EXERCISE:
Search the data for the word "this" and copy every line that contains it.

Lines of data:
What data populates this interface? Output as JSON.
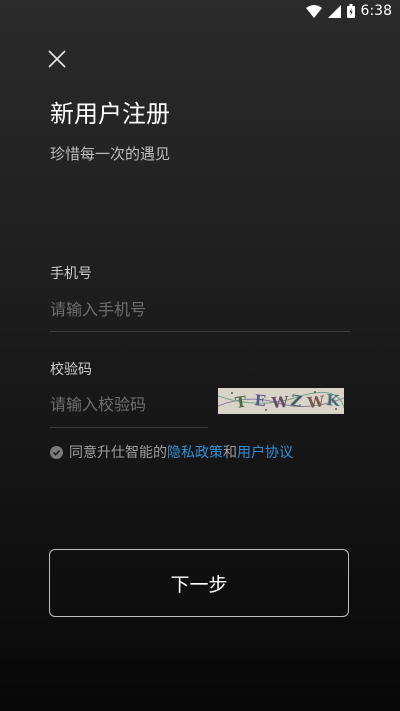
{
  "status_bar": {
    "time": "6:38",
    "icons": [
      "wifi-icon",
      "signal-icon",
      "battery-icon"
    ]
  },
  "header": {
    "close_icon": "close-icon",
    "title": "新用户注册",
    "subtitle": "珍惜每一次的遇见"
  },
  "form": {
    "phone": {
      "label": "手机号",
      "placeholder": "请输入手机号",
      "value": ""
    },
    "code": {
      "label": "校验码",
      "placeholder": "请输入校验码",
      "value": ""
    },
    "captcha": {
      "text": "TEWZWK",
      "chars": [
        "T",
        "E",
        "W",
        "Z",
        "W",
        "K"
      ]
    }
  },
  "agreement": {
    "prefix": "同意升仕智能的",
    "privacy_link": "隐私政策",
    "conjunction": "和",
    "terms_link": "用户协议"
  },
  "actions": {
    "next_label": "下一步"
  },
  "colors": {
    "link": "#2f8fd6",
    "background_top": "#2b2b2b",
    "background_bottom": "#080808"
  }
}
--
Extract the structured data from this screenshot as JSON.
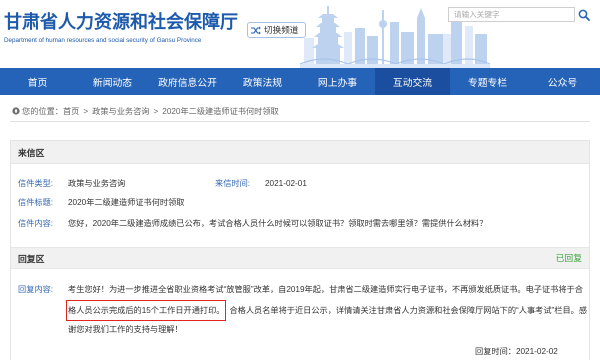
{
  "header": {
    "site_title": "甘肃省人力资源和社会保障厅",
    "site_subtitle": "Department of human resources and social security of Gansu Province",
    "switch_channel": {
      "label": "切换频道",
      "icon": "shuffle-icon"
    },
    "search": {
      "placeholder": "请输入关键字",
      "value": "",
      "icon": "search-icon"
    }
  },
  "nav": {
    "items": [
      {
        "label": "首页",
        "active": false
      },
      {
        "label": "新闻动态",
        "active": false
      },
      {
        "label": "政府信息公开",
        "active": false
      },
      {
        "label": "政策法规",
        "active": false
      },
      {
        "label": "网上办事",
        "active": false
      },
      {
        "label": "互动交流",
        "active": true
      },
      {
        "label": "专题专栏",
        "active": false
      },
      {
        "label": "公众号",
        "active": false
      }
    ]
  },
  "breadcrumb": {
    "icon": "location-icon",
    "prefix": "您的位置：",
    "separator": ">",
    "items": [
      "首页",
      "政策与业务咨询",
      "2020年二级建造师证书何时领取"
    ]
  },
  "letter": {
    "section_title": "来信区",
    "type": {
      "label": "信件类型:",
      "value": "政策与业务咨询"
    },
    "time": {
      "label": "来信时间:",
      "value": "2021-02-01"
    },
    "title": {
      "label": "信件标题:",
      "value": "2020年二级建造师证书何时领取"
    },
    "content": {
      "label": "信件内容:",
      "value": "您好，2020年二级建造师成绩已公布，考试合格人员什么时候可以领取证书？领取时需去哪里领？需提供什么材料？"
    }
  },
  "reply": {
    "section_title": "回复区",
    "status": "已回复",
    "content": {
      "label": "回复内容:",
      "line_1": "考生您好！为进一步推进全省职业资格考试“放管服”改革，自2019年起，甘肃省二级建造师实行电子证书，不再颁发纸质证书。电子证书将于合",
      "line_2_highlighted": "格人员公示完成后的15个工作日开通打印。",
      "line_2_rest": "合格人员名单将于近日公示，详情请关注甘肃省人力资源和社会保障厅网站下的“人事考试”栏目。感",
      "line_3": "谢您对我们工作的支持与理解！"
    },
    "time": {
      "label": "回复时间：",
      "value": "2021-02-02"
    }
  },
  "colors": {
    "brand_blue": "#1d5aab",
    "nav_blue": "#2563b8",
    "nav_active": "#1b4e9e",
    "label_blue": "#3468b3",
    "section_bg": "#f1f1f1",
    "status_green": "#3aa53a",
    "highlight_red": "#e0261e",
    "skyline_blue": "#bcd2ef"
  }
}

FINAL RESULT:
What data populates this interface? Output as JSON.
Extract the structured data from this screenshot as JSON.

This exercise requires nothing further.